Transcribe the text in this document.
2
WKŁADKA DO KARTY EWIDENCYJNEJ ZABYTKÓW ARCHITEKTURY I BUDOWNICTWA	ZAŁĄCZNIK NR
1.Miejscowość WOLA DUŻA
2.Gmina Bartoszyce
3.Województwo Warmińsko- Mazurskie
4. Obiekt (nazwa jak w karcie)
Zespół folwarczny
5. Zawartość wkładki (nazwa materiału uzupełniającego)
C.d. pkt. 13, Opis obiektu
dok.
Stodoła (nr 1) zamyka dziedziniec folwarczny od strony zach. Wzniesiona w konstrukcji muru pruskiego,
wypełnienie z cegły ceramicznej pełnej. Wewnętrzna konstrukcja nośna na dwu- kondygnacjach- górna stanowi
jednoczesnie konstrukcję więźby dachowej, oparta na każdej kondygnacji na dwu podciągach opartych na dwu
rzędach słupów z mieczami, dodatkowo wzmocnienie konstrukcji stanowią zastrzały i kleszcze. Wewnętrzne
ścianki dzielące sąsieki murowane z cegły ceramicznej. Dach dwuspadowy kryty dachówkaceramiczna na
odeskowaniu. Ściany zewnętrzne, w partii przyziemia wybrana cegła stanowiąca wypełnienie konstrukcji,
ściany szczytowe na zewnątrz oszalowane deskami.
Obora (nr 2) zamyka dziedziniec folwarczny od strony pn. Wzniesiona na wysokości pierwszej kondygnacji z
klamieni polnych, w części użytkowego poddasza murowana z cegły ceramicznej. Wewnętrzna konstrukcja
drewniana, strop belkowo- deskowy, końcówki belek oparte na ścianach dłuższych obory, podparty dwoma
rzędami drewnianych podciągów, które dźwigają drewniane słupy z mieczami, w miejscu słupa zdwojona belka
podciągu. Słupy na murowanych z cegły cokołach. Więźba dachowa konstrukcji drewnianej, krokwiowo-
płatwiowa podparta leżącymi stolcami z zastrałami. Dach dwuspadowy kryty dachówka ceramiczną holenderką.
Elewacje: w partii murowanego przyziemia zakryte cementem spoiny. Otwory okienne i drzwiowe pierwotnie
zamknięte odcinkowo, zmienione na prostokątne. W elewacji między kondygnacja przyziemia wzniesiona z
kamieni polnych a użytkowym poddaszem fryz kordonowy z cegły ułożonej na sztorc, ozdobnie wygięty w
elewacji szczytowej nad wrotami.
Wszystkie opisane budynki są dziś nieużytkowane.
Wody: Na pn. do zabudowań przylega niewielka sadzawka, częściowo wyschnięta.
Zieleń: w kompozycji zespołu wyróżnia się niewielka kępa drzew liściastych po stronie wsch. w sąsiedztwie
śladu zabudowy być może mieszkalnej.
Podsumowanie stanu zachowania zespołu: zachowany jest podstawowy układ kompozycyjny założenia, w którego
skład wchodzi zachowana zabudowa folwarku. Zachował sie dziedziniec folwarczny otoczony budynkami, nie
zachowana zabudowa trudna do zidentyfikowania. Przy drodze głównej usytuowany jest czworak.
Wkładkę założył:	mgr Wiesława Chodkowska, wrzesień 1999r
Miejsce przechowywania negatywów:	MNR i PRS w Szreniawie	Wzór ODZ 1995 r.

---------------

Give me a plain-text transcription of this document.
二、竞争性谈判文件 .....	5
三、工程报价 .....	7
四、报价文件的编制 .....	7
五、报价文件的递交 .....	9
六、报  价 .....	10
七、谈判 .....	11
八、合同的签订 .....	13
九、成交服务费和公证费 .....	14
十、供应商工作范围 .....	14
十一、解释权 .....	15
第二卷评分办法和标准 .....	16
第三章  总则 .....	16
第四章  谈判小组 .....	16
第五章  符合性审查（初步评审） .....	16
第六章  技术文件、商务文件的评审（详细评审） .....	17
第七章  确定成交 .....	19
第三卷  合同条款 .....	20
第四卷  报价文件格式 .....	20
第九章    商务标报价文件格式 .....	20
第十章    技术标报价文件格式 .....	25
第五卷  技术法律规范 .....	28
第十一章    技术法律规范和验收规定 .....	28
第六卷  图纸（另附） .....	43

---------------

**What to work on:**
Find the lines above holding the word "polnych" and show them.

**Result of this task:**
klamieni polnych, w części użytkowego poddasza murowana z cegły ceramicznej. Wewnętrzna konstrukcja
kamieni polnych a użytkowym poddaszem fryz kordonowy z cegły ułożonej na sztorc, ozdobnie wygięty w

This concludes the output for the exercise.